GIVEN EXERCISE:
Determine which lines contain the word "that", then copy those lines.

=======

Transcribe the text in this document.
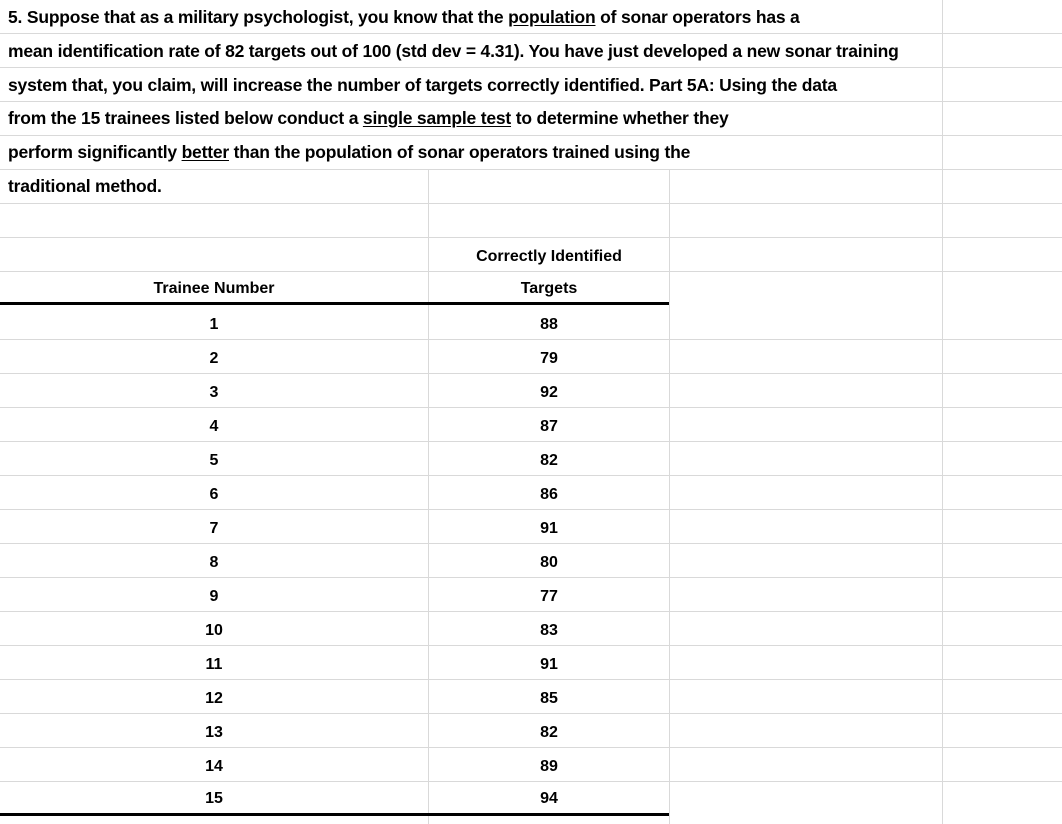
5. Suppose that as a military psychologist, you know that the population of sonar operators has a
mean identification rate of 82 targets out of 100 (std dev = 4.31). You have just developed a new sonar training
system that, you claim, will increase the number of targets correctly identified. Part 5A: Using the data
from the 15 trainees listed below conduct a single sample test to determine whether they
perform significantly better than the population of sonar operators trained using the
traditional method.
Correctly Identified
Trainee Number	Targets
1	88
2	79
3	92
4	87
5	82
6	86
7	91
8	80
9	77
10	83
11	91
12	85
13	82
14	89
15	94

=======

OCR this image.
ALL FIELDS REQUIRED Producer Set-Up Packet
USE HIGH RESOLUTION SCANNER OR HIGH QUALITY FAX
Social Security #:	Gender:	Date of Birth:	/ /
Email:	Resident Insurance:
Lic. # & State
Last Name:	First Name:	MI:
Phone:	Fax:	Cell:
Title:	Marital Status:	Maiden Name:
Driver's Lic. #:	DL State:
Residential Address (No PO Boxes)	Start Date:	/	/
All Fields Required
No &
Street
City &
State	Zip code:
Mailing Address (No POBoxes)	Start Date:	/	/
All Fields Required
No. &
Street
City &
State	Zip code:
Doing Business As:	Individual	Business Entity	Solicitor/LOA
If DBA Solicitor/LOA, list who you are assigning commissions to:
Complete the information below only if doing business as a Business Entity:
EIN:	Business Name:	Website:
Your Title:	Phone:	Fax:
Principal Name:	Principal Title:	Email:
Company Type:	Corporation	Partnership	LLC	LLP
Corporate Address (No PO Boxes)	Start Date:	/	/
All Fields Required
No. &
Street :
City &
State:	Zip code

=======

WORKED SOLUTION:
5. Suppose that as a military psychologist, you know that the population of sonar operators has a
system that, you claim, will increase the number of targets correctly identified. Part 5A: Using the data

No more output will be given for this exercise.